[Stored data entries]
━━━━━━

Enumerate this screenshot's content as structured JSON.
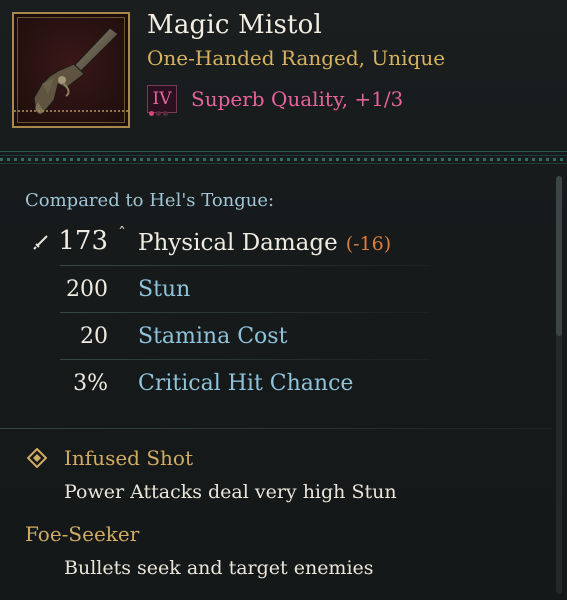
{
  "item": {
    "name": "Magic Mistol",
    "subtitle": "One-Handed Ranged, Unique",
    "tier": "IV",
    "quality": "Superb Quality, +1/3"
  },
  "comparison": {
    "label": "Compared to Hel's Tongue:",
    "stats": [
      {
        "value": "173",
        "label": "Physical Damage",
        "diff": "(-16)"
      },
      {
        "value": "200",
        "label": "Stun"
      },
      {
        "value": "20",
        "label": "Stamina Cost"
      },
      {
        "value": "3%",
        "label": "Critical Hit Chance"
      }
    ]
  },
  "perks": [
    {
      "name": "Infused Shot",
      "description": "Power Attacks deal very high Stun"
    },
    {
      "name": "Foe-Seeker",
      "description": "Bullets seek and target enemies"
    }
  ],
  "colors": {
    "gold": "#d2ab63",
    "quality_pink": "#e5639b",
    "stat_blue": "#8fc3da",
    "negative": "#de7d3a"
  }
}
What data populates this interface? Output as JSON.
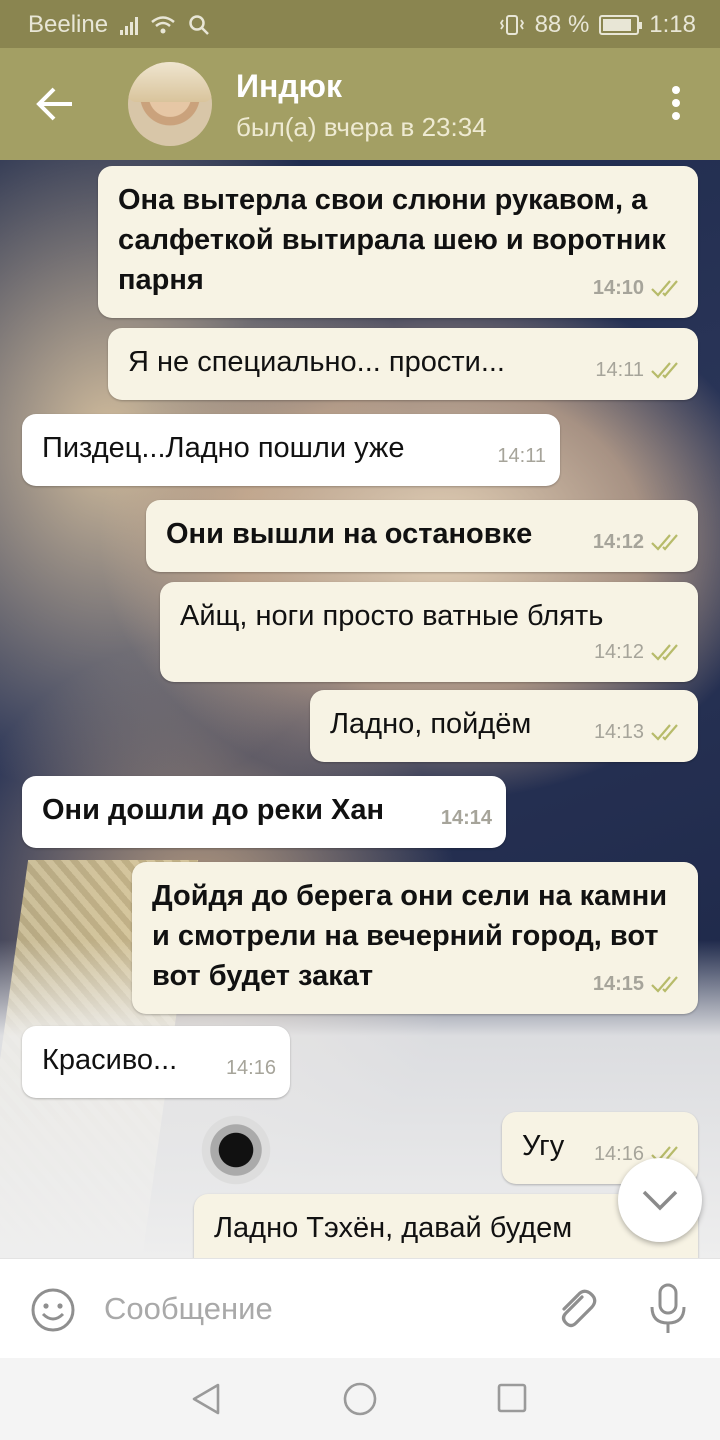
{
  "status_bar": {
    "carrier": "Beeline",
    "battery": "88 %",
    "battery_level": 0.88,
    "time": "1:18"
  },
  "header": {
    "contact_name": "Индюк",
    "last_seen": "был(а) вчера в 23:34"
  },
  "messages": [
    {
      "direction": "out",
      "text": "Она вытерла свои слюни рукавом, а салфеткой вытирала шею и воротник парня",
      "time": "14:10",
      "read": true
    },
    {
      "direction": "out",
      "text": "Я не специально... прости...",
      "time": "14:11",
      "read": true
    },
    {
      "direction": "in",
      "text": "Пиздец...Ладно пошли уже",
      "time": "14:11"
    },
    {
      "direction": "out",
      "text": "Они вышли на остановке",
      "time": "14:12",
      "read": true
    },
    {
      "direction": "out",
      "text": "Айщ, ноги просто ватные блять",
      "time": "14:12",
      "read": true
    },
    {
      "direction": "out",
      "text": "Ладно, пойдём",
      "time": "14:13",
      "read": true
    },
    {
      "direction": "in",
      "text": "Они дошли до реки Хан",
      "time": "14:14"
    },
    {
      "direction": "out",
      "text": "Дойдя до берега они сели на камни и смотрели на вечерний город, вот вот будет закат",
      "time": "14:15",
      "read": true
    },
    {
      "direction": "in",
      "text": "Красиво...",
      "time": "14:16"
    },
    {
      "direction": "out",
      "text": "Угу",
      "time": "14:16",
      "read": true
    },
    {
      "direction": "out",
      "text": "Ладно Тэхён, давай будем",
      "time": "",
      "read": false
    }
  ],
  "input": {
    "placeholder": "Сообщение",
    "value": ""
  },
  "colors": {
    "header": "#a39f64",
    "status_bar": "#8a8550",
    "outgoing_bubble": "#f7f3e4",
    "incoming_bubble": "#ffffff",
    "check": "#b7bb6a"
  }
}
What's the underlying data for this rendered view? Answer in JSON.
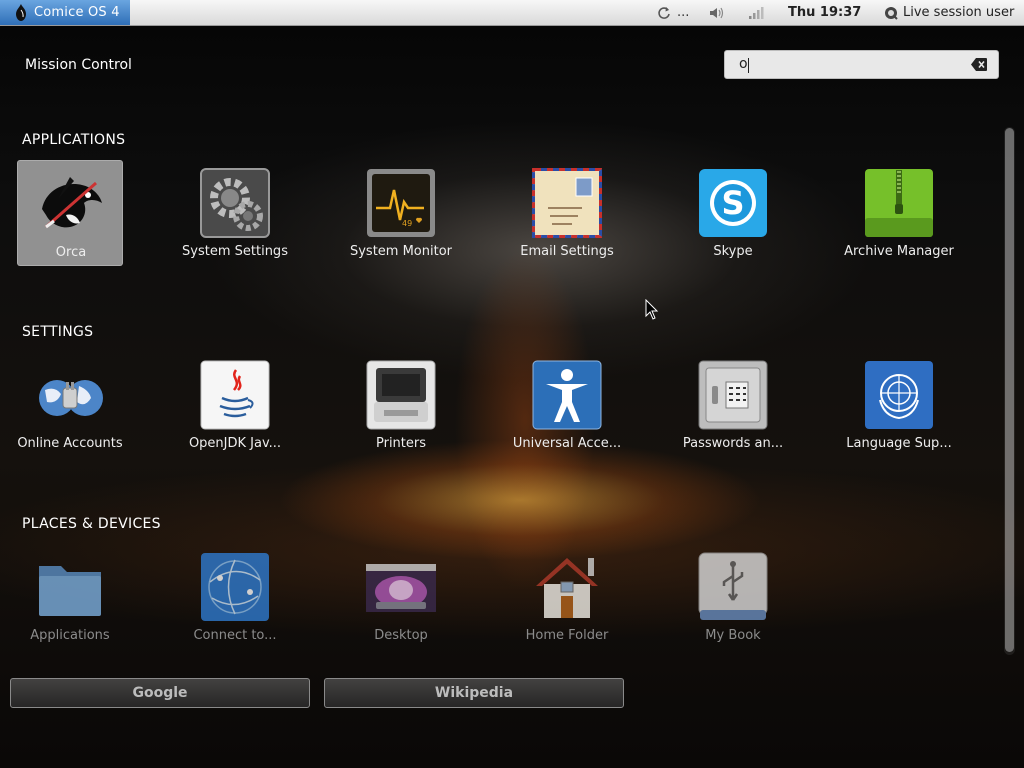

━━━━━━

* [TASK INSTRUCTIONS]
Find every line that holds "JSON" and copy it.

* [PROBLEM SOLUTION]
Enumerate this screenshot's content as structured JSON.
What data populates this interface? Output as JSON.
What's the underlying data for this rendered view? Answer in JSON.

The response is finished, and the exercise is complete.